Nothing but the lines from the one that contains "Read out every word on this page." through the end of the listing should appear, set down exactly.

Supplied entries:
▼▼▼
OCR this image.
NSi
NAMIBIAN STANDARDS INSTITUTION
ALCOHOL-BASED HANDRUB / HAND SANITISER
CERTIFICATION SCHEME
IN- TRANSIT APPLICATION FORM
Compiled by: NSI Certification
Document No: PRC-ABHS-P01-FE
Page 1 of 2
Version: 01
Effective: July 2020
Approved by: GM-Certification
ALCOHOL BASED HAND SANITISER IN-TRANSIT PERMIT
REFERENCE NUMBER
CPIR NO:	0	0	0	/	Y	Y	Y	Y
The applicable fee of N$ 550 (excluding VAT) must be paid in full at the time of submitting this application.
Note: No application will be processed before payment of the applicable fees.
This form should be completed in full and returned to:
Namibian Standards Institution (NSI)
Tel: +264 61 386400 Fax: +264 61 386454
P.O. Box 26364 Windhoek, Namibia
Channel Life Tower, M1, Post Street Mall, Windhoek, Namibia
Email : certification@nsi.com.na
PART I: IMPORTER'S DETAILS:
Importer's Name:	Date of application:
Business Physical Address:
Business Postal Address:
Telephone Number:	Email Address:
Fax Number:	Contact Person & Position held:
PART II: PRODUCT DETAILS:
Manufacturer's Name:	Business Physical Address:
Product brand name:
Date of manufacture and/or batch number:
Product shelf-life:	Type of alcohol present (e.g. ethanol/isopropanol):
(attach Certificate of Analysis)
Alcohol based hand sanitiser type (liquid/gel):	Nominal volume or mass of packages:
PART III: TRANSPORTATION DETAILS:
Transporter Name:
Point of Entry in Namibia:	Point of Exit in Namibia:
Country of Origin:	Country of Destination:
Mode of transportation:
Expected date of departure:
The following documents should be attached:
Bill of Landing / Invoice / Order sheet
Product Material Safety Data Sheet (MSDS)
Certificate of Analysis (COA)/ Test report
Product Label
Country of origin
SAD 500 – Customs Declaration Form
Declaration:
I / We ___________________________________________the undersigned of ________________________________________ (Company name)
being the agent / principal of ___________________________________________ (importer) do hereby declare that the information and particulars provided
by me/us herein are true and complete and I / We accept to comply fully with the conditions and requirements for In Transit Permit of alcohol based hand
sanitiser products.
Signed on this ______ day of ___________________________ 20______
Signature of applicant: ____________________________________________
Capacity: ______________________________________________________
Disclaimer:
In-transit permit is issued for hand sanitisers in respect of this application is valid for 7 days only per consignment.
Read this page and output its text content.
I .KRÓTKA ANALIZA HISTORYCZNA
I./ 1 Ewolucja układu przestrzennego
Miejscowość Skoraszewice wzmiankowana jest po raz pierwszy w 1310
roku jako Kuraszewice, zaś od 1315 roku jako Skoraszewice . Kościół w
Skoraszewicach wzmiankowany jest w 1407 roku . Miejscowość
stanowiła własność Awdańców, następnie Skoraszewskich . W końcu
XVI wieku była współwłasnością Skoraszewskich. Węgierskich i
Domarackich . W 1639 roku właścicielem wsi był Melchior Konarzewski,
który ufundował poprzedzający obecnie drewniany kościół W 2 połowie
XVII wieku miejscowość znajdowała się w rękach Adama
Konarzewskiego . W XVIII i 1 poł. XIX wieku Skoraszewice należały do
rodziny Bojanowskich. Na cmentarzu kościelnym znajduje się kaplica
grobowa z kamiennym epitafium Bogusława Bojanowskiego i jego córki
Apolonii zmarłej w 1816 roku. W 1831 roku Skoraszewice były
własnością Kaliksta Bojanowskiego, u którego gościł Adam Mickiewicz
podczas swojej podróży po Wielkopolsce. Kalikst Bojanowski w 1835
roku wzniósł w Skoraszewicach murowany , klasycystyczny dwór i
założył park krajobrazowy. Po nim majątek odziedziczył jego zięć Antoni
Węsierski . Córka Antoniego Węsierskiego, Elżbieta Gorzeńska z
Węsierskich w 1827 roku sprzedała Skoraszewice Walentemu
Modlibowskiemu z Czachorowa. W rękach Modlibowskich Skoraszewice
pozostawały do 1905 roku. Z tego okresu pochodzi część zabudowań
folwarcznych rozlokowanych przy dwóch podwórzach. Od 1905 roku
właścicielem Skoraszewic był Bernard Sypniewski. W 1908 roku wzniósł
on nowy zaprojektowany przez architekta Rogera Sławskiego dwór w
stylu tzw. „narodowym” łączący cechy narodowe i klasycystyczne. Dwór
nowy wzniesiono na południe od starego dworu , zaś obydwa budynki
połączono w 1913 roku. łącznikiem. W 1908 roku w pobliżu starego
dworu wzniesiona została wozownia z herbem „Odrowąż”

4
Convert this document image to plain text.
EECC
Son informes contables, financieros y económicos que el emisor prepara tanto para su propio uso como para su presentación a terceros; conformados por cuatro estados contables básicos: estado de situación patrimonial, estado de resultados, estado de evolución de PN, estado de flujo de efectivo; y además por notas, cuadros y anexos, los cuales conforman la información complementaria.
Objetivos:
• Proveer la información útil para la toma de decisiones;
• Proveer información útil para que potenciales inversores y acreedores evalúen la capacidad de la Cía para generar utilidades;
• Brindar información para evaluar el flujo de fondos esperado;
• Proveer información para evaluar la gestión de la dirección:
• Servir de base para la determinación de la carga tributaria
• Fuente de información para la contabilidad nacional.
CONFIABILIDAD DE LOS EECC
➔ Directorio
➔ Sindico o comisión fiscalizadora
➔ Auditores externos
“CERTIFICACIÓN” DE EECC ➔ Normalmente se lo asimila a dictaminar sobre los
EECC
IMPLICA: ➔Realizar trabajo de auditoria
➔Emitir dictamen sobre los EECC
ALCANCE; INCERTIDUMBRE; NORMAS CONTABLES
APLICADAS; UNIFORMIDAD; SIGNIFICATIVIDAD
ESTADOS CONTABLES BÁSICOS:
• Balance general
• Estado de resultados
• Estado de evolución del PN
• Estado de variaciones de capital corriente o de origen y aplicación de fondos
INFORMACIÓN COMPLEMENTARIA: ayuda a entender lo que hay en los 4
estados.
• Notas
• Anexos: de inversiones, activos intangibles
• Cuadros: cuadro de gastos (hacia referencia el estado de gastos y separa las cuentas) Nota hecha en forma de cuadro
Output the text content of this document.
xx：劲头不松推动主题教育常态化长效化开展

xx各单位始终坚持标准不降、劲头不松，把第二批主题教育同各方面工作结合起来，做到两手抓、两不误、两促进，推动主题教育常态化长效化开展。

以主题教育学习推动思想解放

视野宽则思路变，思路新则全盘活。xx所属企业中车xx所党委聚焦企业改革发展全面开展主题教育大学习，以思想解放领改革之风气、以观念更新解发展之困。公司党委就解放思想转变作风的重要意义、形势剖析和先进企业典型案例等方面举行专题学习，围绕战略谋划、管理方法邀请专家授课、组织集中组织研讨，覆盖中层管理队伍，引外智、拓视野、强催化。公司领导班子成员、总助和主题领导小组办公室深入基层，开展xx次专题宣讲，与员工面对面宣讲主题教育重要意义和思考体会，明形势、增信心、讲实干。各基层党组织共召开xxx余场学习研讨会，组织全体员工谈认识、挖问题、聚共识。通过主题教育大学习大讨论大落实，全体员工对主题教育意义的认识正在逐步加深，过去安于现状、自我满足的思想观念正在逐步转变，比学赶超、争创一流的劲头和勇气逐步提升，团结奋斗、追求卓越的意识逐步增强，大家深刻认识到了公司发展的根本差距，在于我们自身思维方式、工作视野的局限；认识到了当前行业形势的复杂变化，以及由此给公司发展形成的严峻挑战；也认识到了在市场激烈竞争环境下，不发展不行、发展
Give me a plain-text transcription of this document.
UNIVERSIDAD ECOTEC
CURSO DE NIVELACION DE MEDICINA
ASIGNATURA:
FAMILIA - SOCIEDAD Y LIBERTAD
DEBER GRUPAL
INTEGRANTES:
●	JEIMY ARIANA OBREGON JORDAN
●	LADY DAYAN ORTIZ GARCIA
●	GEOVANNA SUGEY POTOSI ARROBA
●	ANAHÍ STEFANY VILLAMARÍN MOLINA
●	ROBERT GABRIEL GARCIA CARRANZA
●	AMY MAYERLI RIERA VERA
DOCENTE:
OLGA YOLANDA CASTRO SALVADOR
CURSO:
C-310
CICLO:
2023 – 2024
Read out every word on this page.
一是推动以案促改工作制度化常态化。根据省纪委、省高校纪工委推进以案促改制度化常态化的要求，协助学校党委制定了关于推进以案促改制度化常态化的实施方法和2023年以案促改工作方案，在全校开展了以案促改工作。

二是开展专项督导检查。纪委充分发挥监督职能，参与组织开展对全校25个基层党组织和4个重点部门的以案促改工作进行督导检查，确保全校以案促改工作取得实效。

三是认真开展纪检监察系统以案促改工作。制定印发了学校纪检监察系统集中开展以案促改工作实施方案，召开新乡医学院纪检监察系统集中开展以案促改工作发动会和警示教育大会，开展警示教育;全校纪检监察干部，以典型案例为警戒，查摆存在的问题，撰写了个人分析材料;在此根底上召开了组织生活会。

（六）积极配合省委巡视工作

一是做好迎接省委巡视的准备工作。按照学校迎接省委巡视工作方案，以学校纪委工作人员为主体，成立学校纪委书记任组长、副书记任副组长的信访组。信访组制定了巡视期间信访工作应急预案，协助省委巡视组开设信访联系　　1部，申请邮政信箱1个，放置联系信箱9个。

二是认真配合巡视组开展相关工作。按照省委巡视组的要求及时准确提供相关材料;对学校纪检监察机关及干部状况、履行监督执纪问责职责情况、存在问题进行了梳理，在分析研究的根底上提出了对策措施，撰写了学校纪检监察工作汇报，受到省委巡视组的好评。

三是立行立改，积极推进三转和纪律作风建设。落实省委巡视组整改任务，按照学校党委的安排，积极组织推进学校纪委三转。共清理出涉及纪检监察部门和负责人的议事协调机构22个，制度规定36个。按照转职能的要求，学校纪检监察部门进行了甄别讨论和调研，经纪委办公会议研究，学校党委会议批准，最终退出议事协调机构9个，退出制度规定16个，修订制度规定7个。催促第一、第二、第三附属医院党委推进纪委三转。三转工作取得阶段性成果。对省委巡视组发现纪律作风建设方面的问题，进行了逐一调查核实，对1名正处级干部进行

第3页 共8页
▲▲▲
Output of the exercise:
Read out every word on this page.
一是推动以案促改工作制度化常态化。根据省纪委、省高校纪工委推进以案促改制度化常态化的要求，协助学校党委制定了关于推进以案促改制度化常态化的实施方法和2023年以案促改工作方案，在全校开展了以案促改工作。

二是开展专项督导检查。纪委充分发挥监督职能，参与组织开展对全校25个基层党组织和4个重点部门的以案促改工作进行督导检查，确保全校以案促改工作取得实效。

三是认真开展纪检监察系统以案促改工作。制定印发了学校纪检监察系统集中开展以案促改工作实施方案，召开新乡医学院纪检监察系统集中开展以案促改工作发动会和警示教育大会，开展警示教育;全校纪检监察干部，以典型案例为警戒，查摆存在的问题，撰写了个人分析材料;在此根底上召开了组织生活会。

（六）积极配合省委巡视工作

一是做好迎接省委巡视的准备工作。按照学校迎接省委巡视工作方案，以学校纪委工作人员为主体，成立学校纪委书记任组长、副书记任副组长的信访组。信访组制定了巡视期间信访工作应急预案，协助省委巡视组开设信访联系　　1部，申请邮政信箱1个，放置联系信箱9个。

二是认真配合巡视组开展相关工作。按照省委巡视组的要求及时准确提供相关材料;对学校纪检监察机关及干部状况、履行监督执纪问责职责情况、存在问题进行了梳理，在分析研究的根底上提出了对策措施，撰写了学校纪检监察工作汇报，受到省委巡视组的好评。

三是立行立改，积极推进三转和纪律作风建设。落实省委巡视组整改任务，按照学校党委的安排，积极组织推进学校纪委三转。共清理出涉及纪检监察部门和负责人的议事协调机构22个，制度规定36个。按照转职能的要求，学校纪检监察部门进行了甄别讨论和调研，经纪委办公会议研究，学校党委会议批准，最终退出议事协调机构9个，退出制度规定16个，修订制度规定7个。催促第一、第二、第三附属医院党委推进纪委三转。三转工作取得阶段性成果。对省委巡视组发现纪律作风建设方面的问题，进行了逐一调查核实，对1名正处级干部进行

第3页 共8页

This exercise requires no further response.